__STATED PROBLEM__
Set down the records once more, please, exactly and with the pictures left out.

Data items
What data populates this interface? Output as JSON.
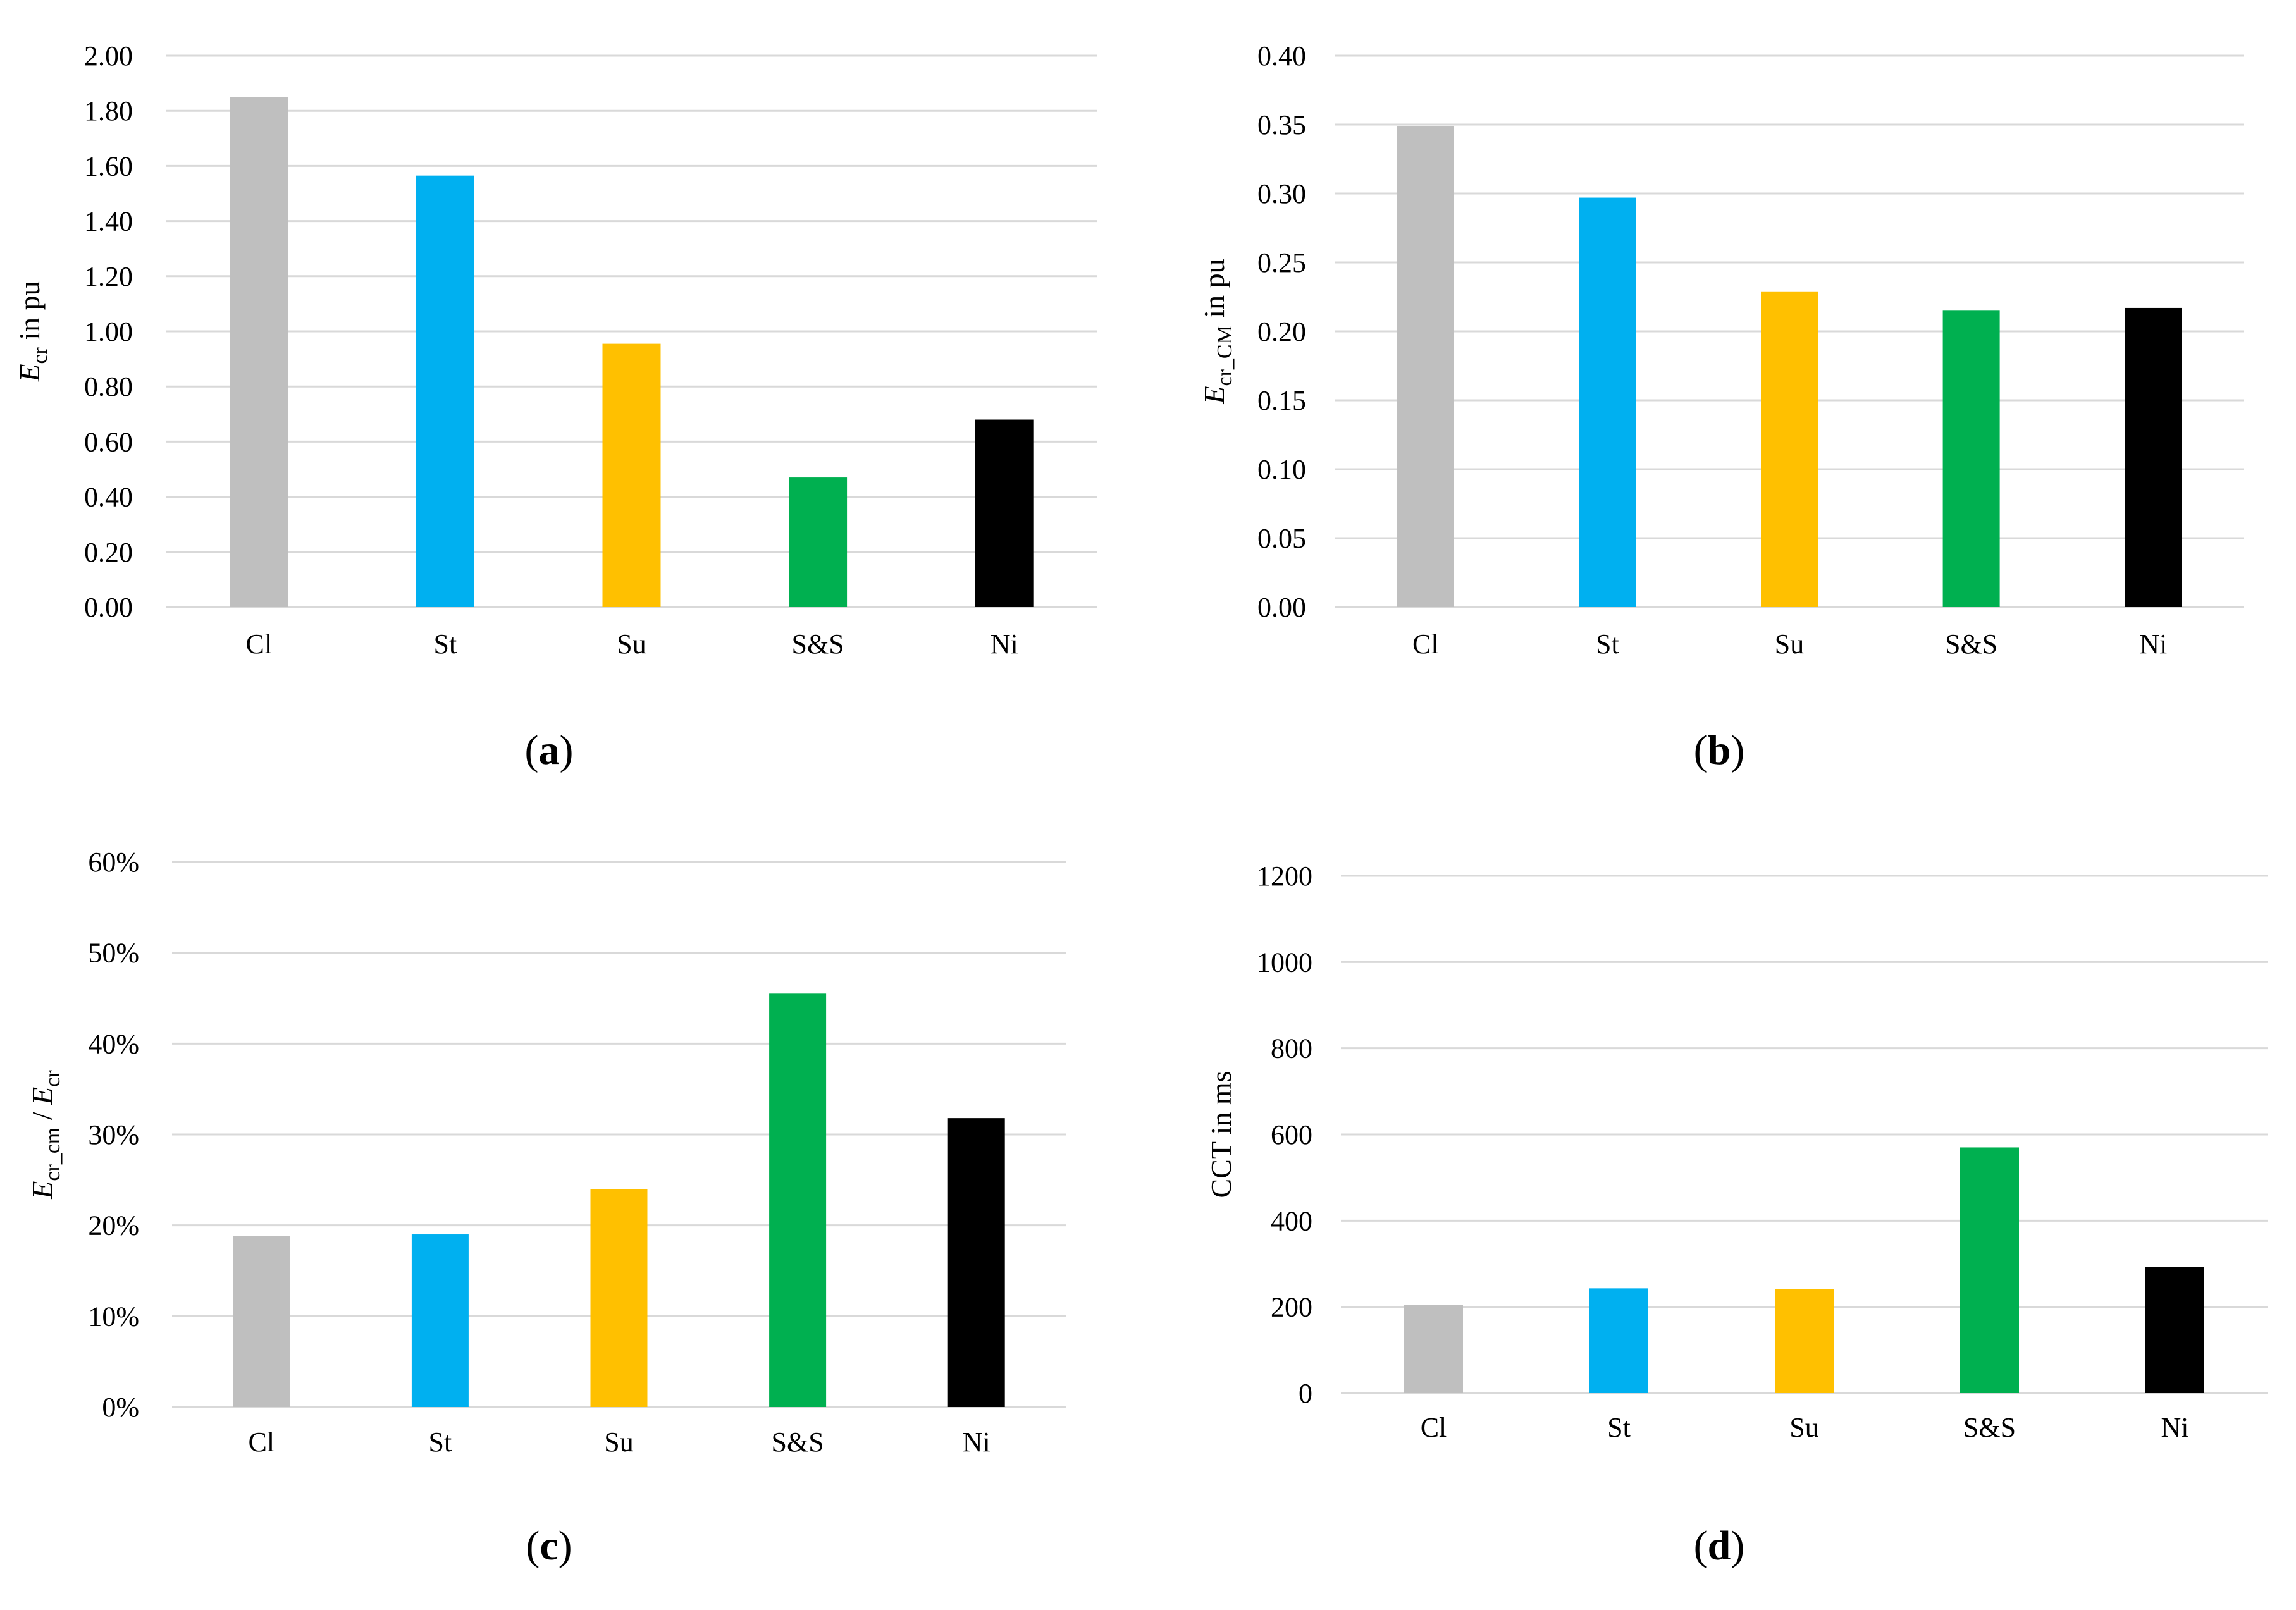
{
  "chart_data": [
    {
      "type": "bar",
      "panel": "a",
      "caption_letter": "a",
      "categories": [
        "Cl",
        "St",
        "Su",
        "S&S",
        "Ni"
      ],
      "values": [
        1.85,
        1.565,
        0.955,
        0.47,
        0.68
      ],
      "ylim": [
        0,
        2.0
      ],
      "yticks": [
        "0.00",
        "0.20",
        "0.40",
        "0.60",
        "0.80",
        "1.00",
        "1.20",
        "1.40",
        "1.60",
        "1.80",
        "2.00"
      ],
      "ylabel": {
        "var": "E",
        "sub": "cr",
        "rest": " in pu"
      },
      "colors": [
        "#bfbfbf",
        "#00b0f0",
        "#ffc000",
        "#00b050",
        "#000000"
      ]
    },
    {
      "type": "bar",
      "panel": "b",
      "caption_letter": "b",
      "categories": [
        "Cl",
        "St",
        "Su",
        "S&S",
        "Ni"
      ],
      "values": [
        0.349,
        0.297,
        0.229,
        0.215,
        0.217
      ],
      "ylim": [
        0,
        0.4
      ],
      "yticks": [
        "0.00",
        "0.05",
        "0.10",
        "0.15",
        "0.20",
        "0.25",
        "0.30",
        "0.35",
        "0.40"
      ],
      "ylabel": {
        "var": "E",
        "sub": "cr_CM",
        "rest": " in pu"
      },
      "colors": [
        "#bfbfbf",
        "#00b0f0",
        "#ffc000",
        "#00b050",
        "#000000"
      ]
    },
    {
      "type": "bar",
      "panel": "c",
      "caption_letter": "c",
      "categories": [
        "Cl",
        "St",
        "Su",
        "S&S",
        "Ni"
      ],
      "values": [
        0.188,
        0.19,
        0.24,
        0.455,
        0.318
      ],
      "ylim": [
        0,
        0.6
      ],
      "yticks": [
        "0%",
        "10%",
        "20%",
        "30%",
        "40%",
        "50%",
        "60%"
      ],
      "ylabel": {
        "var": "E",
        "sub": "cr_cm",
        "mid": " / ",
        "var2": "E",
        "sub2": "cr"
      },
      "colors": [
        "#bfbfbf",
        "#00b0f0",
        "#ffc000",
        "#00b050",
        "#000000"
      ]
    },
    {
      "type": "bar",
      "panel": "d",
      "caption_letter": "d",
      "categories": [
        "Cl",
        "St",
        "Su",
        "S&S",
        "Ni"
      ],
      "values": [
        205,
        243,
        242,
        570,
        292
      ],
      "ylim": [
        0,
        1200
      ],
      "yticks": [
        "0",
        "200",
        "400",
        "600",
        "800",
        "1000",
        "1200"
      ],
      "ylabel": {
        "text": "CCT in ms"
      },
      "colors": [
        "#bfbfbf",
        "#00b0f0",
        "#ffc000",
        "#00b050",
        "#000000"
      ]
    }
  ]
}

__OUTPUT FOR THIS TASK__
What data populates this interface? Output as JSON.
{
  "chart_data": [
    {
      "type": "bar",
      "panel": "a",
      "caption_letter": "a",
      "categories": [
        "Cl",
        "St",
        "Su",
        "S&S",
        "Ni"
      ],
      "values": [
        1.85,
        1.565,
        0.955,
        0.47,
        0.68
      ],
      "ylim": [
        0,
        2.0
      ],
      "yticks": [
        "0.00",
        "0.20",
        "0.40",
        "0.60",
        "0.80",
        "1.00",
        "1.20",
        "1.40",
        "1.60",
        "1.80",
        "2.00"
      ],
      "ylabel": {
        "var": "E",
        "sub": "cr",
        "rest": " in pu"
      },
      "colors": [
        "#bfbfbf",
        "#00b0f0",
        "#ffc000",
        "#00b050",
        "#000000"
      ]
    },
    {
      "type": "bar",
      "panel": "b",
      "caption_letter": "b",
      "categories": [
        "Cl",
        "St",
        "Su",
        "S&S",
        "Ni"
      ],
      "values": [
        0.349,
        0.297,
        0.229,
        0.215,
        0.217
      ],
      "ylim": [
        0,
        0.4
      ],
      "yticks": [
        "0.00",
        "0.05",
        "0.10",
        "0.15",
        "0.20",
        "0.25",
        "0.30",
        "0.35",
        "0.40"
      ],
      "ylabel": {
        "var": "E",
        "sub": "cr_CM",
        "rest": " in pu"
      },
      "colors": [
        "#bfbfbf",
        "#00b0f0",
        "#ffc000",
        "#00b050",
        "#000000"
      ]
    },
    {
      "type": "bar",
      "panel": "c",
      "caption_letter": "c",
      "categories": [
        "Cl",
        "St",
        "Su",
        "S&S",
        "Ni"
      ],
      "values": [
        0.188,
        0.19,
        0.24,
        0.455,
        0.318
      ],
      "ylim": [
        0,
        0.6
      ],
      "yticks": [
        "0%",
        "10%",
        "20%",
        "30%",
        "40%",
        "50%",
        "60%"
      ],
      "ylabel": {
        "var": "E",
        "sub": "cr_cm",
        "mid": " / ",
        "var2": "E",
        "sub2": "cr"
      },
      "colors": [
        "#bfbfbf",
        "#00b0f0",
        "#ffc000",
        "#00b050",
        "#000000"
      ]
    },
    {
      "type": "bar",
      "panel": "d",
      "caption_letter": "d",
      "categories": [
        "Cl",
        "St",
        "Su",
        "S&S",
        "Ni"
      ],
      "values": [
        205,
        243,
        242,
        570,
        292
      ],
      "ylim": [
        0,
        1200
      ],
      "yticks": [
        "0",
        "200",
        "400",
        "600",
        "800",
        "1000",
        "1200"
      ],
      "ylabel": {
        "text": "CCT in ms"
      },
      "colors": [
        "#bfbfbf",
        "#00b0f0",
        "#ffc000",
        "#00b050",
        "#000000"
      ]
    }
  ]
}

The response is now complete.